Start

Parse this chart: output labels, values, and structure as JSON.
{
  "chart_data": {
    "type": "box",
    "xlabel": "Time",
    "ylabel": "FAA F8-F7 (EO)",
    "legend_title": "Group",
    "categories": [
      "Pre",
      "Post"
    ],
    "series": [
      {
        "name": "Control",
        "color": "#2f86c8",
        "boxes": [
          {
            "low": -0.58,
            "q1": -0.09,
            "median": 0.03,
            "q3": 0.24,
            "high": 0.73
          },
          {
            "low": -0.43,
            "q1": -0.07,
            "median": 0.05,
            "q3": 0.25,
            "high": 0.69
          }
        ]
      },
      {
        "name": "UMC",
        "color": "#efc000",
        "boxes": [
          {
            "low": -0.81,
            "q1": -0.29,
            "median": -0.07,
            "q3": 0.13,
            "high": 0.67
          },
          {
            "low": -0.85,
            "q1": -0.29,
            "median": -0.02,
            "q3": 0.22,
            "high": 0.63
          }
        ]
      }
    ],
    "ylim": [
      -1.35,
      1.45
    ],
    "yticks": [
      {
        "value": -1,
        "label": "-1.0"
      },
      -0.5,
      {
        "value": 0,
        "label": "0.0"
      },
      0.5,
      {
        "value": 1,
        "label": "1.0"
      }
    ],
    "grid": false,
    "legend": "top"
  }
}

End

Quote the material exactly, leaving nothing out.

- **Exercise result**:
Parse this chart: output labels, values, and structure as JSON.
{
  "chart_data": {
    "type": "box",
    "xlabel": "Time",
    "ylabel": "FAA F8-F7 (EO)",
    "legend_title": "Group",
    "categories": [
      "Pre",
      "Post"
    ],
    "series": [
      {
        "name": "Control",
        "color": "#2f86c8",
        "boxes": [
          {
            "low": -0.58,
            "q1": -0.09,
            "median": 0.03,
            "q3": 0.24,
            "high": 0.73
          },
          {
            "low": -0.43,
            "q1": -0.07,
            "median": 0.05,
            "q3": 0.25,
            "high": 0.69
          }
        ]
      },
      {
        "name": "UMC",
        "color": "#efc000",
        "boxes": [
          {
            "low": -0.81,
            "q1": -0.29,
            "median": -0.07,
            "q3": 0.13,
            "high": 0.67
          },
          {
            "low": -0.85,
            "q1": -0.29,
            "median": -0.02,
            "q3": 0.22,
            "high": 0.63
          }
        ]
      }
    ],
    "ylim": [
      -1.35,
      1.45
    ],
    "yticks": [
      {
        "value": -1,
        "label": "-1.0"
      },
      -0.5,
      {
        "value": 0,
        "label": "0.0"
      },
      0.5,
      {
        "value": 1,
        "label": "1.0"
      }
    ],
    "grid": false,
    "legend": "top"
  }
}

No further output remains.